### WHAT THE TASK ASKS
Your task is to transcribe the entries exactly.

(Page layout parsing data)
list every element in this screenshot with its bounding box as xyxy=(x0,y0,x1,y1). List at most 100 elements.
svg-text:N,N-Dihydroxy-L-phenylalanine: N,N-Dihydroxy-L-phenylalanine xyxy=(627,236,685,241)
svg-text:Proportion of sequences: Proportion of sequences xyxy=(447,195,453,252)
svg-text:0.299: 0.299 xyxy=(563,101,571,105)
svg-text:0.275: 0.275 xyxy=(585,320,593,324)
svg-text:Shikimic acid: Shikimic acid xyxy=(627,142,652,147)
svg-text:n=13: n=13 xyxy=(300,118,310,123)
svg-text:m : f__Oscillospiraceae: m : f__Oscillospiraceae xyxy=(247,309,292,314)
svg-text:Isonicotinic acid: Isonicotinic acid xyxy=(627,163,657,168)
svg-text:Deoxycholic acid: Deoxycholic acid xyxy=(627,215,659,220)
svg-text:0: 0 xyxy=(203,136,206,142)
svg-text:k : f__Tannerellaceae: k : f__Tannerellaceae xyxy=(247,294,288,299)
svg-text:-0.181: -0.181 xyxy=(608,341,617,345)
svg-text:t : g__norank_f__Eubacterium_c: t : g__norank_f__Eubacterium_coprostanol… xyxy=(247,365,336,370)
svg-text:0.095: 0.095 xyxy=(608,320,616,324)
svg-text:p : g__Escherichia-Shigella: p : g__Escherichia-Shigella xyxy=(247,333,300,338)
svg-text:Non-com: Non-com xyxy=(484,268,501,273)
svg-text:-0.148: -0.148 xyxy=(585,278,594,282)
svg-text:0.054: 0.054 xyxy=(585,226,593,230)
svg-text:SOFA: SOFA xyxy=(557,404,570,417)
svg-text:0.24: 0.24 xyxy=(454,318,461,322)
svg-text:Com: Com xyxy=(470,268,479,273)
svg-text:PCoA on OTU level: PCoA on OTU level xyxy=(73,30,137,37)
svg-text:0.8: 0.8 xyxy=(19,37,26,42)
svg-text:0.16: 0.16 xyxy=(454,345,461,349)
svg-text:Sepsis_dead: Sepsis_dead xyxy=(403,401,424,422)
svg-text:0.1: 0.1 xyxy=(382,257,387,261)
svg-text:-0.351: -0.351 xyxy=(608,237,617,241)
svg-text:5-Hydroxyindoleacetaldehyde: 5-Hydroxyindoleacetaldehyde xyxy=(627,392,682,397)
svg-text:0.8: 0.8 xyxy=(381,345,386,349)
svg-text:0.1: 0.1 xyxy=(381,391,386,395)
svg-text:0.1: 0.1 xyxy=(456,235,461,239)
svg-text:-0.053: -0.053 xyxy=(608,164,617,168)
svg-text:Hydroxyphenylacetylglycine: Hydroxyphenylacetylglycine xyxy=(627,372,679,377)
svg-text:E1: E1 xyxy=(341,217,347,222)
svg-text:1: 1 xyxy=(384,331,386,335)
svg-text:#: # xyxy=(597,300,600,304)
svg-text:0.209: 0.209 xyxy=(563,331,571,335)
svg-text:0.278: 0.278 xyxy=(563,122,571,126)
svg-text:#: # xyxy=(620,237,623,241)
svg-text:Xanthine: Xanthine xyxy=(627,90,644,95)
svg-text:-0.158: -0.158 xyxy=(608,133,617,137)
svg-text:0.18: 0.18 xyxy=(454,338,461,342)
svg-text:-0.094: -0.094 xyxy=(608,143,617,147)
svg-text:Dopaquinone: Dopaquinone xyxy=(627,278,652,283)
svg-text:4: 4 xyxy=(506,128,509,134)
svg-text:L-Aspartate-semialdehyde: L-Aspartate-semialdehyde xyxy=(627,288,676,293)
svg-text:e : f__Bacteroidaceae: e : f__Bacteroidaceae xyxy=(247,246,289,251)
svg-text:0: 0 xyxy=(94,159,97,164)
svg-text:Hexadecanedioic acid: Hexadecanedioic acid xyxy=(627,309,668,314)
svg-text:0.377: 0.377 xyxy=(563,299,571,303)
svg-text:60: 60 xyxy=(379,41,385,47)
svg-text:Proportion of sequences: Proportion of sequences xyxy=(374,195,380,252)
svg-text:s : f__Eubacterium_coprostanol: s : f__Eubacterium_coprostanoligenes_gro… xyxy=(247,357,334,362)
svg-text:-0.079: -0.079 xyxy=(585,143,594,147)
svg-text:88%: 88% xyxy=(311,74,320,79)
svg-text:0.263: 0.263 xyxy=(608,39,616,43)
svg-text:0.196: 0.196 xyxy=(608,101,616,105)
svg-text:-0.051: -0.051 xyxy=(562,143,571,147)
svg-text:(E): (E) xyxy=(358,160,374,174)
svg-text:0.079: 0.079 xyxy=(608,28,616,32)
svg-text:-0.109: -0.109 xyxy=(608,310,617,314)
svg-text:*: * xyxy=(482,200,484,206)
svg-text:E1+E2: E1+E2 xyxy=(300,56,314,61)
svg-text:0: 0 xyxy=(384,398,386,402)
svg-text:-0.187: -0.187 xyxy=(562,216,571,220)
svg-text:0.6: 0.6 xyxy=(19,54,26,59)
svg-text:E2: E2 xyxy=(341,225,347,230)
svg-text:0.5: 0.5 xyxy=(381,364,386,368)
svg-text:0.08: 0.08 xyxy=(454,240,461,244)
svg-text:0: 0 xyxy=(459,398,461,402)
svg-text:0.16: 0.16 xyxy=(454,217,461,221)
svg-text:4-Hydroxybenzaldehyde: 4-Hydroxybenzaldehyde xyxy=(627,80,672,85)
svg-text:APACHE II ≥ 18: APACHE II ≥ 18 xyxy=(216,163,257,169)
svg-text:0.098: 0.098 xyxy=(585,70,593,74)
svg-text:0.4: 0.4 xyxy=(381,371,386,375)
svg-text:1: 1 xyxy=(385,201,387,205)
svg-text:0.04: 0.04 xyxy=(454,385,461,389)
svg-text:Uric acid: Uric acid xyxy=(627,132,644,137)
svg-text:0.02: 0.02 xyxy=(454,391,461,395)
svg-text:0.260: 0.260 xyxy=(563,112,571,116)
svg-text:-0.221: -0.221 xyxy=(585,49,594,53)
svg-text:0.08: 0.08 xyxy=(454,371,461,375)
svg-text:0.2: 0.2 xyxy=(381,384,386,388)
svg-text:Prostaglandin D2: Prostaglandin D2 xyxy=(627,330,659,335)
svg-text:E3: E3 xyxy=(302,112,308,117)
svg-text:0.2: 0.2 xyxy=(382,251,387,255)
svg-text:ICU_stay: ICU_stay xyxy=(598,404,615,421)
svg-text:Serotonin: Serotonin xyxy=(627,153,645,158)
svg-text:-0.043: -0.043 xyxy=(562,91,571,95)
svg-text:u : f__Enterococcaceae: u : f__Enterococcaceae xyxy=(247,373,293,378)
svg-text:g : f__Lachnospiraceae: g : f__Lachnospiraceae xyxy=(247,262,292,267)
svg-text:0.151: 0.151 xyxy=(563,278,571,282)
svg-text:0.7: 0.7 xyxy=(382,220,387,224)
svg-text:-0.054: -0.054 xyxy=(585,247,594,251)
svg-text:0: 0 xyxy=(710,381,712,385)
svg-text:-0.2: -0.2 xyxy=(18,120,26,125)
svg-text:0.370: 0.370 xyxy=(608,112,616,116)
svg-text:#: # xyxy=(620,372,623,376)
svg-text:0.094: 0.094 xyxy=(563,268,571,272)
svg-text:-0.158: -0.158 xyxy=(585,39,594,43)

### RESPONSE BELOW
list every element in this screenshot with its bounding box as xyxy=(x0,y0,x1,y1). List at most 100 elements.
svg-text:N,N-Dihydroxy-L-phenylalanine: N,N-Dihydroxy-L-phenylalanine xyxy=(627,236,685,241)
svg-text:Proportion of sequences: Proportion of sequences xyxy=(447,195,453,252)
svg-text:0.299: 0.299 xyxy=(563,101,571,105)
svg-text:0.275: 0.275 xyxy=(585,320,593,324)
svg-text:Shikimic acid: Shikimic acid xyxy=(627,142,652,147)
svg-text:n=13: n=13 xyxy=(300,118,310,123)
svg-text:m : f__Oscillospiraceae: m : f__Oscillospiraceae xyxy=(247,309,292,314)
svg-text:Isonicotinic acid: Isonicotinic acid xyxy=(627,163,657,168)
svg-text:Deoxycholic acid: Deoxycholic acid xyxy=(627,215,659,220)
svg-text:0: 0 xyxy=(203,136,206,142)
svg-text:k : f__Tannerellaceae: k : f__Tannerellaceae xyxy=(247,294,288,299)
svg-text:-0.181: -0.181 xyxy=(608,341,617,345)
svg-text:t : g__norank_f__Eubacterium_c: t : g__norank_f__Eubacterium_coprostanol… xyxy=(247,365,336,370)
svg-text:0.095: 0.095 xyxy=(608,320,616,324)
svg-text:p : g__Escherichia-Shigella: p : g__Escherichia-Shigella xyxy=(247,333,300,338)
svg-text:Non-com: Non-com xyxy=(484,268,501,273)
svg-text:-0.148: -0.148 xyxy=(585,278,594,282)
svg-text:0.054: 0.054 xyxy=(585,226,593,230)
svg-text:SOFA: SOFA xyxy=(557,404,570,417)
svg-text:0.24: 0.24 xyxy=(454,318,461,322)
svg-text:Com: Com xyxy=(470,268,479,273)
svg-text:PCoA on OTU level: PCoA on OTU level xyxy=(73,30,137,37)
svg-text:0.8: 0.8 xyxy=(19,37,26,42)
svg-text:0.16: 0.16 xyxy=(454,345,461,349)
svg-text:Sepsis_dead: Sepsis_dead xyxy=(403,401,424,422)
svg-text:0.1: 0.1 xyxy=(382,257,387,261)
svg-text:-0.351: -0.351 xyxy=(608,237,617,241)
svg-text:5-Hydroxyindoleacetaldehyde: 5-Hydroxyindoleacetaldehyde xyxy=(627,392,682,397)
svg-text:0.8: 0.8 xyxy=(381,345,386,349)
svg-text:0.1: 0.1 xyxy=(381,391,386,395)
svg-text:0.1: 0.1 xyxy=(456,235,461,239)
svg-text:-0.053: -0.053 xyxy=(608,164,617,168)
svg-text:Hydroxyphenylacetylglycine: Hydroxyphenylacetylglycine xyxy=(627,372,679,377)
svg-text:E1: E1 xyxy=(341,217,347,222)
svg-text:1: 1 xyxy=(384,331,386,335)
svg-text:#: # xyxy=(597,300,600,304)
svg-text:0.209: 0.209 xyxy=(563,331,571,335)
svg-text:0.278: 0.278 xyxy=(563,122,571,126)
svg-text:#: # xyxy=(620,237,623,241)
svg-text:Xanthine: Xanthine xyxy=(627,90,644,95)
svg-text:-0.158: -0.158 xyxy=(608,133,617,137)
svg-text:0.18: 0.18 xyxy=(454,338,461,342)
svg-text:-0.094: -0.094 xyxy=(608,143,617,147)
svg-text:Dopaquinone: Dopaquinone xyxy=(627,278,652,283)
svg-text:4: 4 xyxy=(506,128,509,134)
svg-text:L-Aspartate-semialdehyde: L-Aspartate-semialdehyde xyxy=(627,288,676,293)
svg-text:e : f__Bacteroidaceae: e : f__Bacteroidaceae xyxy=(247,246,289,251)
svg-text:0: 0 xyxy=(94,159,97,164)
svg-text:Hexadecanedioic acid: Hexadecanedioic acid xyxy=(627,309,668,314)
svg-text:0.377: 0.377 xyxy=(563,299,571,303)
svg-text:60: 60 xyxy=(379,41,385,47)
svg-text:Proportion of sequences: Proportion of sequences xyxy=(374,195,380,252)
svg-text:s : f__Eubacterium_coprostanol: s : f__Eubacterium_coprostanoligenes_gro… xyxy=(247,357,334,362)
svg-text:-0.079: -0.079 xyxy=(585,143,594,147)
svg-text:88%: 88% xyxy=(311,74,320,79)
svg-text:0.263: 0.263 xyxy=(608,39,616,43)
svg-text:0.196: 0.196 xyxy=(608,101,616,105)
svg-text:-0.051: -0.051 xyxy=(562,143,571,147)
svg-text:(E): (E) xyxy=(358,160,374,174)
svg-text:0.079: 0.079 xyxy=(608,28,616,32)
svg-text:-0.109: -0.109 xyxy=(608,310,617,314)
svg-text:*: * xyxy=(482,200,484,206)
svg-text:E1+E2: E1+E2 xyxy=(300,56,314,61)
svg-text:0: 0 xyxy=(384,398,386,402)
svg-text:-0.187: -0.187 xyxy=(562,216,571,220)
svg-text:0.6: 0.6 xyxy=(19,54,26,59)
svg-text:E2: E2 xyxy=(341,225,347,230)
svg-text:0.5: 0.5 xyxy=(381,364,386,368)
svg-text:0.08: 0.08 xyxy=(454,240,461,244)
svg-text:0: 0 xyxy=(459,398,461,402)
svg-text:0.16: 0.16 xyxy=(454,217,461,221)
svg-text:4-Hydroxybenzaldehyde: 4-Hydroxybenzaldehyde xyxy=(627,80,672,85)
svg-text:APACHE II ≥ 18: APACHE II ≥ 18 xyxy=(216,163,257,169)
svg-text:0.098: 0.098 xyxy=(585,70,593,74)
svg-text:0.4: 0.4 xyxy=(381,371,386,375)
svg-text:1: 1 xyxy=(385,201,387,205)
svg-text:0.04: 0.04 xyxy=(454,385,461,389)
svg-text:Uric acid: Uric acid xyxy=(627,132,644,137)
svg-text:0.02: 0.02 xyxy=(454,391,461,395)
svg-text:0.260: 0.260 xyxy=(563,112,571,116)
svg-text:-0.221: -0.221 xyxy=(585,49,594,53)
svg-text:0.08: 0.08 xyxy=(454,371,461,375)
svg-text:0.2: 0.2 xyxy=(381,384,386,388)
svg-text:Prostaglandin D2: Prostaglandin D2 xyxy=(627,330,659,335)
svg-text:E3: E3 xyxy=(302,112,308,117)
svg-text:0.2: 0.2 xyxy=(382,251,387,255)
svg-text:ICU_stay: ICU_stay xyxy=(598,404,615,421)
svg-text:Serotonin: Serotonin xyxy=(627,153,645,158)
svg-text:-0.043: -0.043 xyxy=(562,91,571,95)
svg-text:u : f__Enterococcaceae: u : f__Enterococcaceae xyxy=(247,373,293,378)
svg-text:g : f__Lachnospiraceae: g : f__Lachnospiraceae xyxy=(247,262,292,267)
svg-text:0.151: 0.151 xyxy=(563,278,571,282)
svg-text:0.7: 0.7 xyxy=(382,220,387,224)
svg-text:-0.054: -0.054 xyxy=(585,247,594,251)
svg-text:0: 0 xyxy=(710,381,712,385)
svg-text:-0.2: -0.2 xyxy=(18,120,26,125)
svg-text:0.370: 0.370 xyxy=(608,112,616,116)
svg-text:#: # xyxy=(620,372,623,376)
svg-text:0.094: 0.094 xyxy=(563,268,571,272)
svg-text:-0.158: -0.158 xyxy=(585,39,594,43)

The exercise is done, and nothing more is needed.